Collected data
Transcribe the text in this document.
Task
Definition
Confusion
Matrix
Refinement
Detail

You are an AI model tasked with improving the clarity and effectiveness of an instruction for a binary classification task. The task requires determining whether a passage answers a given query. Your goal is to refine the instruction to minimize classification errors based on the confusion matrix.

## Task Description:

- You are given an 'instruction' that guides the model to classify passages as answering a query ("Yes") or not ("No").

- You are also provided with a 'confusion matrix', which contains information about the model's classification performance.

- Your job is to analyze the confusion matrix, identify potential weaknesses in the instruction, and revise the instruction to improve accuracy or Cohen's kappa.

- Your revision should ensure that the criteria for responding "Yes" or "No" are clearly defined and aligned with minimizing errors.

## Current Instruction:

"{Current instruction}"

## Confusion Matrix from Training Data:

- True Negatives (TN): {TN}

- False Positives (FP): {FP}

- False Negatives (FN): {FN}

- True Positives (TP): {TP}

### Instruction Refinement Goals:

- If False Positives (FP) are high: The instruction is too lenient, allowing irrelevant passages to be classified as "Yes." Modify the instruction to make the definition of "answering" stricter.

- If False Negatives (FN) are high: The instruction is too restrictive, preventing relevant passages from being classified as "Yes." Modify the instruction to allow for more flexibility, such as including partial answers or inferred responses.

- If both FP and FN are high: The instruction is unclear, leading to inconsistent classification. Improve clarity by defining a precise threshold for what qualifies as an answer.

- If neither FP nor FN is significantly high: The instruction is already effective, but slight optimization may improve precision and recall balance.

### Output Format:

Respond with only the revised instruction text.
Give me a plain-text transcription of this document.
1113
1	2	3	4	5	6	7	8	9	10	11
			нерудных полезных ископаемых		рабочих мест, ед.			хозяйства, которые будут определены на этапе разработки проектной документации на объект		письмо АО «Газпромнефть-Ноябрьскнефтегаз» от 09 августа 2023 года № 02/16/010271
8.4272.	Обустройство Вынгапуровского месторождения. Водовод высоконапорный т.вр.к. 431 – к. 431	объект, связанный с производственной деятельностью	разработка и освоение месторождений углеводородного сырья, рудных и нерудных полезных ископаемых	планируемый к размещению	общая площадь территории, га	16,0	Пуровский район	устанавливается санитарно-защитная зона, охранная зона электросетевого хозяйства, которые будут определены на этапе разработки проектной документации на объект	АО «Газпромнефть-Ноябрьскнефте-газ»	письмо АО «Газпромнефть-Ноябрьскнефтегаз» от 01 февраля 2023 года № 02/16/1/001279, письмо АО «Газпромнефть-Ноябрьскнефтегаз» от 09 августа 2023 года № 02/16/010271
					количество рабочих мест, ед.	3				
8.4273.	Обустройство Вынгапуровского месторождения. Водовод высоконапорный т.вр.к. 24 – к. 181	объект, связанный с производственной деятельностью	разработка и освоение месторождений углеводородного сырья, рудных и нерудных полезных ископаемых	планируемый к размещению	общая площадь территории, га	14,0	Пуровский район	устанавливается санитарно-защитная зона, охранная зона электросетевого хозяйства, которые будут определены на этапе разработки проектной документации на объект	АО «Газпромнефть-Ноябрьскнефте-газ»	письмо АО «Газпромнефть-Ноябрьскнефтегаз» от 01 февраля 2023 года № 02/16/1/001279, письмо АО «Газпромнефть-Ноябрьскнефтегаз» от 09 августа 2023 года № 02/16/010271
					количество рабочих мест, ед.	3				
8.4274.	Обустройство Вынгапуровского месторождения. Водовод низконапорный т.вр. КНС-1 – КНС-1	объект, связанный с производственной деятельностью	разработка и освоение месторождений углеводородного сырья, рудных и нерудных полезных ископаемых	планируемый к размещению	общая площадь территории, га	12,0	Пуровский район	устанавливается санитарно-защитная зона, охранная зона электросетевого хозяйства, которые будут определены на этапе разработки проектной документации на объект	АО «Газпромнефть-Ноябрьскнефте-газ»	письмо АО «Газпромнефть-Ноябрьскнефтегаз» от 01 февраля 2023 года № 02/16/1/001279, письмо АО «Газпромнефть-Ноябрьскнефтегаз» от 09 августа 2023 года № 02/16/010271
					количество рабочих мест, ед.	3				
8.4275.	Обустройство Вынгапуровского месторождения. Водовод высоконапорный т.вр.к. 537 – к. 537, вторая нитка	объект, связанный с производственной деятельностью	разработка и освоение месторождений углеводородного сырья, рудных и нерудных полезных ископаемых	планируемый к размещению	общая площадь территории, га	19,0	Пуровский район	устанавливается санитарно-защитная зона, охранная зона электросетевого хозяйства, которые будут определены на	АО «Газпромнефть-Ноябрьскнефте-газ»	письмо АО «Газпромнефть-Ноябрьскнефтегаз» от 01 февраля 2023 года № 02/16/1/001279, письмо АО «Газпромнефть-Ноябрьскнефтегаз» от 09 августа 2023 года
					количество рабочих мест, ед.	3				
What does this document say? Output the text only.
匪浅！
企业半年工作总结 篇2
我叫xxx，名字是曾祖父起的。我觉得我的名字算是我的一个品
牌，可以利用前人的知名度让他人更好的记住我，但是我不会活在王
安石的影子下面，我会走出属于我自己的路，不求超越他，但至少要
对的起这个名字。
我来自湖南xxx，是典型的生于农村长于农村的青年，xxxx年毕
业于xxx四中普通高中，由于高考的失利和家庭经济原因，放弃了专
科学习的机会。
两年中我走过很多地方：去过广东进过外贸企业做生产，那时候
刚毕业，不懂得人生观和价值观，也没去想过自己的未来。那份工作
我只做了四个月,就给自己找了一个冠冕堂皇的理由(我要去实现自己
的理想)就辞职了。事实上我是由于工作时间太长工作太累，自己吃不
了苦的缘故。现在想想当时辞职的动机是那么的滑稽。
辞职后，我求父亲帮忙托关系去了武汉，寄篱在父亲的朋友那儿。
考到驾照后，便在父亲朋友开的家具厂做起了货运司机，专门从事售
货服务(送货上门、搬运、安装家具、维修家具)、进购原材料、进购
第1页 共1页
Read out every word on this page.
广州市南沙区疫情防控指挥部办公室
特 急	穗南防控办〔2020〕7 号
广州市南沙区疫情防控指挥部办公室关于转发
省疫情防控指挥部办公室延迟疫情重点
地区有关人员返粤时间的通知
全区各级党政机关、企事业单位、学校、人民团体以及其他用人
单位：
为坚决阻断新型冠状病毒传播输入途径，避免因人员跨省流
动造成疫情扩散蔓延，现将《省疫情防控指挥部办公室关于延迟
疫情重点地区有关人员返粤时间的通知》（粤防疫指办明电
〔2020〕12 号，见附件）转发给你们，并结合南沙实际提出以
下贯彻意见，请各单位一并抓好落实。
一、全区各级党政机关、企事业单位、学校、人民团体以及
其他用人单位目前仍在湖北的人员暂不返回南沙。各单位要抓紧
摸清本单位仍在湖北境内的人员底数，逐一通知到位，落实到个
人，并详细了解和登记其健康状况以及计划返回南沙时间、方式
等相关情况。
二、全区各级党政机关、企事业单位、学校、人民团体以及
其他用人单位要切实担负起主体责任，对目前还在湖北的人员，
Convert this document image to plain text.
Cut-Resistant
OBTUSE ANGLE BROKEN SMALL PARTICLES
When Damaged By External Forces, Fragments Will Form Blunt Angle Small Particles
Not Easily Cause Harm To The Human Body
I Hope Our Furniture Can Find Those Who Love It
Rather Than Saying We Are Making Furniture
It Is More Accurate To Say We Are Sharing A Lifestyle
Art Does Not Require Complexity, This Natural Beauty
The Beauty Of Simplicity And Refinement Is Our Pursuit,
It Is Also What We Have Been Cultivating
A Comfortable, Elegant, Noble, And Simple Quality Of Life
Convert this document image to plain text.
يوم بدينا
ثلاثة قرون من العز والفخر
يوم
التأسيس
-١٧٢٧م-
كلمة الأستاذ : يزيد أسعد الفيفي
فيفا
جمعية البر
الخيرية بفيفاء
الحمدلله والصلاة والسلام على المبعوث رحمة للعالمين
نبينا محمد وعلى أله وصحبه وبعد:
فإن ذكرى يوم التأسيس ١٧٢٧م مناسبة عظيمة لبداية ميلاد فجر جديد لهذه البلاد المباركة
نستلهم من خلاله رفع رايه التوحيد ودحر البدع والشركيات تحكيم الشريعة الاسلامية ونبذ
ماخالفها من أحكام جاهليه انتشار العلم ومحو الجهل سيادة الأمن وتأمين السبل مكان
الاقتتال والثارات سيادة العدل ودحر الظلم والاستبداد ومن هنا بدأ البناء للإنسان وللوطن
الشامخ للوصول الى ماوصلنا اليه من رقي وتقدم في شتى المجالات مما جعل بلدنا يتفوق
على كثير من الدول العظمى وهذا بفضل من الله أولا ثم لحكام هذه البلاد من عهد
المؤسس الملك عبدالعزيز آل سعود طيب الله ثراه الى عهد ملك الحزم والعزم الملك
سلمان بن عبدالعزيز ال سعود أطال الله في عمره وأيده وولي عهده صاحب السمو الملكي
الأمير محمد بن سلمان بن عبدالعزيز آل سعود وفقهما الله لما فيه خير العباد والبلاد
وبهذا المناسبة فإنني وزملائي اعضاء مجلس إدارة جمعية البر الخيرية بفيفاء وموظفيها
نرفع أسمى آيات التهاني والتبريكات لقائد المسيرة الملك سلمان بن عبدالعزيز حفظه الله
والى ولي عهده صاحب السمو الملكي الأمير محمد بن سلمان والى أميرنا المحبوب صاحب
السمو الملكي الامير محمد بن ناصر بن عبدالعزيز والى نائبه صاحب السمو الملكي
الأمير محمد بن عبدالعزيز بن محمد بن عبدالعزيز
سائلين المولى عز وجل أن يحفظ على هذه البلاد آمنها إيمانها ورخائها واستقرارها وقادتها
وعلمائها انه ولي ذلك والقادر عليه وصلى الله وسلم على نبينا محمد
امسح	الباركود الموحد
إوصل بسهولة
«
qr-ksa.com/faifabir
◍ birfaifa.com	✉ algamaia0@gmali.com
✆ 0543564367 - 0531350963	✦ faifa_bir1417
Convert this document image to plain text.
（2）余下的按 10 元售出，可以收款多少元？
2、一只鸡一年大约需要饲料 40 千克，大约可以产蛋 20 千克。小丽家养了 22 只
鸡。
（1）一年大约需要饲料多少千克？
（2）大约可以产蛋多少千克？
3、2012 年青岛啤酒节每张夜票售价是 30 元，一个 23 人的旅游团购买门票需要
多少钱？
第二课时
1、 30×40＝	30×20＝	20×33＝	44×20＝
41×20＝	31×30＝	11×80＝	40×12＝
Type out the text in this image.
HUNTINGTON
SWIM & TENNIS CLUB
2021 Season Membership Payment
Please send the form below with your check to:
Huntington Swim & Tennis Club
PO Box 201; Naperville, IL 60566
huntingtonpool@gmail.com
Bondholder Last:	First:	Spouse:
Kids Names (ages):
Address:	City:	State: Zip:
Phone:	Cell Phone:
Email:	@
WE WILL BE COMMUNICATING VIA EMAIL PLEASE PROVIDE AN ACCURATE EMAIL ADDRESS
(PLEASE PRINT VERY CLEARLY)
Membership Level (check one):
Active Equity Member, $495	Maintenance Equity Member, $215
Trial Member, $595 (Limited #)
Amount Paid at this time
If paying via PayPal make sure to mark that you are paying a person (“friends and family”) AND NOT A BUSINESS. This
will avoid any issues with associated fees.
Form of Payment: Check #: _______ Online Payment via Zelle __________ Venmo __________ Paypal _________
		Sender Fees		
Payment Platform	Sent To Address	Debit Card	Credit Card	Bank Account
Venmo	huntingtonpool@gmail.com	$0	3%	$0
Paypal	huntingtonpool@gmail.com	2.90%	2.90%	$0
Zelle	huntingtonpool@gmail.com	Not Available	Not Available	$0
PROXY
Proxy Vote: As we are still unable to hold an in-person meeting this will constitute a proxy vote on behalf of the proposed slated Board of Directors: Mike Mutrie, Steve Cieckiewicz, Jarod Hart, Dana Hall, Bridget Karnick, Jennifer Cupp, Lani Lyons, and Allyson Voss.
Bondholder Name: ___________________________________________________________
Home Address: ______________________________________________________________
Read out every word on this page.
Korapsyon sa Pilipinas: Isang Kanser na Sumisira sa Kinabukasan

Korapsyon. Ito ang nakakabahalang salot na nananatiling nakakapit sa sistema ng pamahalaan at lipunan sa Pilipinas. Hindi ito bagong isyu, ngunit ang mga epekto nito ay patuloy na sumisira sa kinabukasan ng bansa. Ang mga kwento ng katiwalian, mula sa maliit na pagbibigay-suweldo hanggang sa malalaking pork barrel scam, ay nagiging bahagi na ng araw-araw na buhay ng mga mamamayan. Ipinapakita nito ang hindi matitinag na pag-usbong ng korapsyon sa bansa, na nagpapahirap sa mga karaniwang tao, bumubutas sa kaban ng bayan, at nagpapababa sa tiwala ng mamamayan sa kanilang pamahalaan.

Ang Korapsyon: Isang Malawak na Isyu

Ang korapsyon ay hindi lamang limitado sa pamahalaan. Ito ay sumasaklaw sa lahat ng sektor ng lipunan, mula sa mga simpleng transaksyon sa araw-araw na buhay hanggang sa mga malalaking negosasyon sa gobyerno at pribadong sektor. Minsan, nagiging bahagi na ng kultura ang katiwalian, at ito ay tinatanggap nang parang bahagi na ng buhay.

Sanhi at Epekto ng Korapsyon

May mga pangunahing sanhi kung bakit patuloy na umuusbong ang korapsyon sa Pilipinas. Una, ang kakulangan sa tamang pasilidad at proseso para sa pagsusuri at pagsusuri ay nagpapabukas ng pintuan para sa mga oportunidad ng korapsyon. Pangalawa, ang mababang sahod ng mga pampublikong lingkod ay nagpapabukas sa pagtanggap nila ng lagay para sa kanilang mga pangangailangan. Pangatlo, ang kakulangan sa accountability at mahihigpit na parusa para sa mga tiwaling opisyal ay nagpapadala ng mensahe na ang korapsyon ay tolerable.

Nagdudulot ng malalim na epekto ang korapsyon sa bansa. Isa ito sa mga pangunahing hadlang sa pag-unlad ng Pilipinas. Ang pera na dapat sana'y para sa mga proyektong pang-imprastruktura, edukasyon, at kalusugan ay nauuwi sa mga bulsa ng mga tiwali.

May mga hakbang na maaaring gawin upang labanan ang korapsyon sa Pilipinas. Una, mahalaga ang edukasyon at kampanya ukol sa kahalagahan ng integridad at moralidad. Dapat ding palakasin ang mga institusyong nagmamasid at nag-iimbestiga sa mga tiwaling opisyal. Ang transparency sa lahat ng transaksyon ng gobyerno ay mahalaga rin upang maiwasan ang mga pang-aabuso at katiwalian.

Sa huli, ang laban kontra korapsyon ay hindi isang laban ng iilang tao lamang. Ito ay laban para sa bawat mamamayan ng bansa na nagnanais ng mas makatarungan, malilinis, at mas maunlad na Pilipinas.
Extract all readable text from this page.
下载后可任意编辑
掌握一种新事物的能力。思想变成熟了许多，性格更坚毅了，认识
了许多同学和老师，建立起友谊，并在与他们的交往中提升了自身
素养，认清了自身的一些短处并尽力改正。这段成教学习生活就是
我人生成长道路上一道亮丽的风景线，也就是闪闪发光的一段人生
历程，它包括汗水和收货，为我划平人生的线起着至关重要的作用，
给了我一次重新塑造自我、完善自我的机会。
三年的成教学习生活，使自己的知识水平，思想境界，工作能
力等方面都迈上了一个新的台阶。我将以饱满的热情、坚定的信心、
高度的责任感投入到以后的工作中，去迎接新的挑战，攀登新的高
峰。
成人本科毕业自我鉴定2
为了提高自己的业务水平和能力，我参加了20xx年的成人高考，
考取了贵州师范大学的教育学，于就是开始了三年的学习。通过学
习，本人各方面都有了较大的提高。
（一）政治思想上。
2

Job: How many lines of the data contain the word "make"? Answer with the number alone.

Task answer: 2